» SET TASK:
Filter the entries and keep only the lines where the string "title" appears.

» SUPPLIED DATA:
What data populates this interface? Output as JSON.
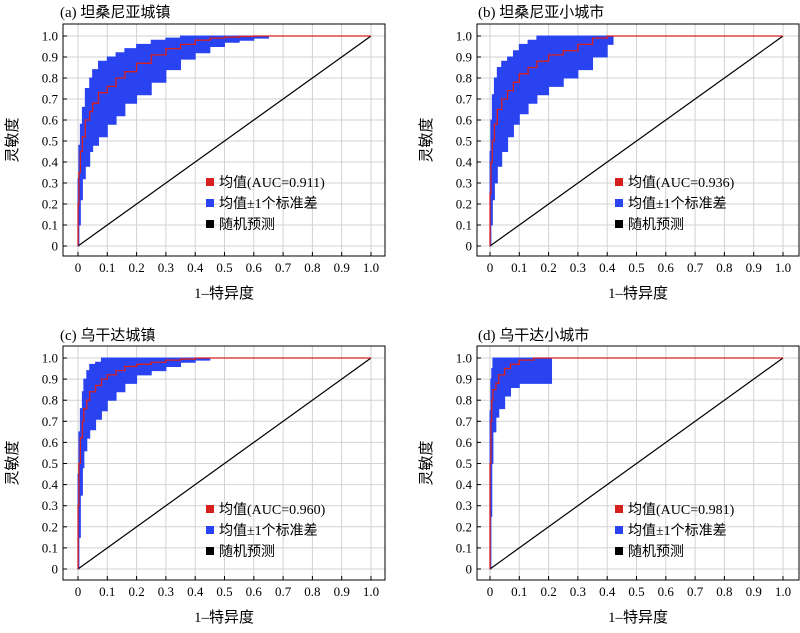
{
  "figure": {
    "background": "#ffffff"
  },
  "colors": {
    "mean": "#d62020",
    "band": "#2a43f0",
    "random": "#000000",
    "grid": "#d2d2d2"
  },
  "chart_data": [
    {
      "type": "line",
      "title": "(a) 坦桑尼亚城镇",
      "xlabel": "1–特异度",
      "ylabel": "灵敏度",
      "xlim": [
        0,
        1
      ],
      "ylim": [
        0,
        1
      ],
      "xticks": [
        "0",
        "0.1",
        "0.2",
        "0.3",
        "0.4",
        "0.5",
        "0.6",
        "0.7",
        "0.8",
        "0.9",
        "1.0"
      ],
      "yticks": [
        "0",
        "0.1",
        "0.2",
        "0.3",
        "0.4",
        "0.5",
        "0.6",
        "0.7",
        "0.8",
        "0.9",
        "1.0"
      ],
      "grid": true,
      "legend_position": "bottom-right",
      "legend": [
        "均值(AUC=0.911)",
        "均值±1个标准差",
        "随机预测"
      ],
      "series": [
        {
          "name": "均值(AUC=0.911)",
          "kind": "mean",
          "x": [
            0,
            0.003,
            0.008,
            0.015,
            0.025,
            0.04,
            0.05,
            0.07,
            0.1,
            0.13,
            0.16,
            0.2,
            0.25,
            0.3,
            0.35,
            0.4,
            0.45,
            0.5,
            0.55,
            0.6,
            0.65,
            1.0
          ],
          "y": [
            0,
            0.2,
            0.35,
            0.45,
            0.52,
            0.6,
            0.64,
            0.68,
            0.73,
            0.76,
            0.8,
            0.83,
            0.87,
            0.91,
            0.94,
            0.96,
            0.98,
            0.99,
            0.995,
            0.998,
            1.0,
            1.0
          ]
        },
        {
          "name": "均值±1个标准差",
          "kind": "band",
          "x": [
            0,
            0.003,
            0.008,
            0.015,
            0.025,
            0.04,
            0.05,
            0.07,
            0.1,
            0.13,
            0.16,
            0.2,
            0.25,
            0.3,
            0.35,
            0.4,
            0.45,
            0.5,
            0.55,
            0.6,
            0.65
          ],
          "upper": [
            0,
            0.32,
            0.48,
            0.58,
            0.66,
            0.75,
            0.8,
            0.84,
            0.88,
            0.9,
            0.92,
            0.94,
            0.96,
            0.98,
            0.99,
            1.0,
            1.0,
            1.0,
            1.0,
            1.0,
            1.0
          ],
          "lower": [
            0,
            0.1,
            0.22,
            0.32,
            0.38,
            0.45,
            0.48,
            0.52,
            0.58,
            0.62,
            0.68,
            0.72,
            0.78,
            0.84,
            0.89,
            0.92,
            0.95,
            0.97,
            0.98,
            0.99,
            1.0
          ]
        },
        {
          "name": "随机预测",
          "kind": "random",
          "x": [
            0,
            1
          ],
          "y": [
            0,
            1
          ]
        }
      ]
    },
    {
      "type": "line",
      "title": "(b) 坦桑尼亚小城市",
      "xlabel": "1–特异度",
      "ylabel": "灵敏度",
      "xlim": [
        0,
        1
      ],
      "ylim": [
        0,
        1
      ],
      "xticks": [
        "0",
        "0.1",
        "0.2",
        "0.3",
        "0.4",
        "0.5",
        "0.6",
        "0.7",
        "0.8",
        "0.9",
        "1.0"
      ],
      "yticks": [
        "0",
        "0.1",
        "0.2",
        "0.3",
        "0.4",
        "0.5",
        "0.6",
        "0.7",
        "0.8",
        "0.9",
        "1.0"
      ],
      "grid": true,
      "legend_position": "bottom-right",
      "legend": [
        "均值(AUC=0.936)",
        "均值±1个标准差",
        "随机预测"
      ],
      "series": [
        {
          "name": "均值(AUC=0.936)",
          "kind": "mean",
          "x": [
            0,
            0.003,
            0.008,
            0.015,
            0.025,
            0.04,
            0.06,
            0.08,
            0.1,
            0.13,
            0.16,
            0.2,
            0.25,
            0.3,
            0.35,
            0.4,
            0.42,
            1.0
          ],
          "y": [
            0,
            0.25,
            0.4,
            0.5,
            0.58,
            0.65,
            0.7,
            0.74,
            0.78,
            0.82,
            0.85,
            0.88,
            0.91,
            0.93,
            0.96,
            0.99,
            1.0,
            1.0
          ]
        },
        {
          "name": "均值±1个标准差",
          "kind": "band",
          "x": [
            0,
            0.003,
            0.008,
            0.015,
            0.025,
            0.04,
            0.06,
            0.08,
            0.1,
            0.13,
            0.16,
            0.2,
            0.25,
            0.3,
            0.35,
            0.4,
            0.42
          ],
          "upper": [
            0,
            0.45,
            0.6,
            0.72,
            0.8,
            0.85,
            0.88,
            0.9,
            0.93,
            0.96,
            0.98,
            1.0,
            1.0,
            1.0,
            1.0,
            1.0,
            1.0
          ],
          "lower": [
            0,
            0.1,
            0.22,
            0.3,
            0.38,
            0.45,
            0.52,
            0.58,
            0.63,
            0.68,
            0.72,
            0.76,
            0.8,
            0.84,
            0.9,
            0.96,
            1.0
          ]
        },
        {
          "name": "随机预测",
          "kind": "random",
          "x": [
            0,
            1
          ],
          "y": [
            0,
            1
          ]
        }
      ]
    },
    {
      "type": "line",
      "title": "(c) 乌干达城镇",
      "xlabel": "1–特异度",
      "ylabel": "灵敏度",
      "xlim": [
        0,
        1
      ],
      "ylim": [
        0,
        1
      ],
      "xticks": [
        "0",
        "0.1",
        "0.2",
        "0.3",
        "0.4",
        "0.5",
        "0.6",
        "0.7",
        "0.8",
        "0.9",
        "1.0"
      ],
      "yticks": [
        "0",
        "0.1",
        "0.2",
        "0.3",
        "0.4",
        "0.5",
        "0.6",
        "0.7",
        "0.8",
        "0.9",
        "1.0"
      ],
      "grid": true,
      "legend_position": "bottom-right",
      "legend": [
        "均值(AUC=0.960)",
        "均值±1个标准差",
        "随机预测"
      ],
      "series": [
        {
          "name": "均值(AUC=0.960)",
          "kind": "mean",
          "x": [
            0,
            0.003,
            0.008,
            0.015,
            0.02,
            0.03,
            0.04,
            0.06,
            0.08,
            0.1,
            0.13,
            0.16,
            0.2,
            0.25,
            0.3,
            0.35,
            0.4,
            0.45,
            1.0
          ],
          "y": [
            0,
            0.3,
            0.5,
            0.62,
            0.7,
            0.76,
            0.8,
            0.84,
            0.87,
            0.9,
            0.92,
            0.94,
            0.96,
            0.97,
            0.98,
            0.99,
            0.995,
            1.0,
            1.0
          ]
        },
        {
          "name": "均值±1个标准差",
          "kind": "band",
          "x": [
            0,
            0.003,
            0.008,
            0.015,
            0.02,
            0.03,
            0.04,
            0.06,
            0.08,
            0.1,
            0.13,
            0.16,
            0.2,
            0.25,
            0.3,
            0.35,
            0.4,
            0.45
          ],
          "upper": [
            0,
            0.45,
            0.65,
            0.76,
            0.84,
            0.9,
            0.94,
            0.97,
            0.98,
            1.0,
            1.0,
            1.0,
            1.0,
            1.0,
            1.0,
            1.0,
            1.0,
            1.0
          ],
          "lower": [
            0,
            0.15,
            0.35,
            0.48,
            0.56,
            0.62,
            0.66,
            0.71,
            0.75,
            0.8,
            0.84,
            0.88,
            0.92,
            0.94,
            0.96,
            0.98,
            0.99,
            1.0
          ]
        },
        {
          "name": "随机预测",
          "kind": "random",
          "x": [
            0,
            1
          ],
          "y": [
            0,
            1
          ]
        }
      ]
    },
    {
      "type": "line",
      "title": "(d) 乌干达小城市",
      "xlabel": "1–特异度",
      "ylabel": "灵敏度",
      "xlim": [
        0,
        1
      ],
      "ylim": [
        0,
        1
      ],
      "xticks": [
        "0",
        "0.1",
        "0.2",
        "0.3",
        "0.4",
        "0.5",
        "0.6",
        "0.7",
        "0.8",
        "0.9",
        "1.0"
      ],
      "yticks": [
        "0",
        "0.1",
        "0.2",
        "0.3",
        "0.4",
        "0.5",
        "0.6",
        "0.7",
        "0.8",
        "0.9",
        "1.0"
      ],
      "grid": true,
      "legend_position": "bottom-right",
      "legend": [
        "均值(AUC=0.981)",
        "均值±1个标准差",
        "随机预测"
      ],
      "series": [
        {
          "name": "均值(AUC=0.981)",
          "kind": "mean",
          "x": [
            0,
            0.003,
            0.006,
            0.01,
            0.02,
            0.03,
            0.05,
            0.07,
            0.1,
            0.15,
            0.2,
            0.21,
            1.0
          ],
          "y": [
            0,
            0.5,
            0.7,
            0.8,
            0.85,
            0.88,
            0.92,
            0.95,
            0.97,
            0.99,
            1.0,
            1.0,
            1.0
          ]
        },
        {
          "name": "均值±1个标准差",
          "kind": "band",
          "x": [
            0,
            0.003,
            0.006,
            0.01,
            0.02,
            0.03,
            0.05,
            0.07,
            0.1,
            0.15,
            0.2,
            0.21
          ],
          "upper": [
            0,
            0.75,
            0.9,
            0.95,
            1.0,
            1.0,
            1.0,
            1.0,
            1.0,
            1.0,
            1.0,
            1.0
          ],
          "lower": [
            0,
            0.25,
            0.5,
            0.65,
            0.72,
            0.76,
            0.82,
            0.86,
            0.88,
            0.88,
            0.88,
            1.0
          ]
        },
        {
          "name": "随机预测",
          "kind": "random",
          "x": [
            0,
            1
          ],
          "y": [
            0,
            1
          ]
        }
      ]
    }
  ]
}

» FULL SOLUTION:
      "title": "(a) 坦桑尼亚城镇",
      "title": "(b) 坦桑尼亚小城市",
      "title": "(c) 乌干达城镇",
      "title": "(d) 乌干达小城市",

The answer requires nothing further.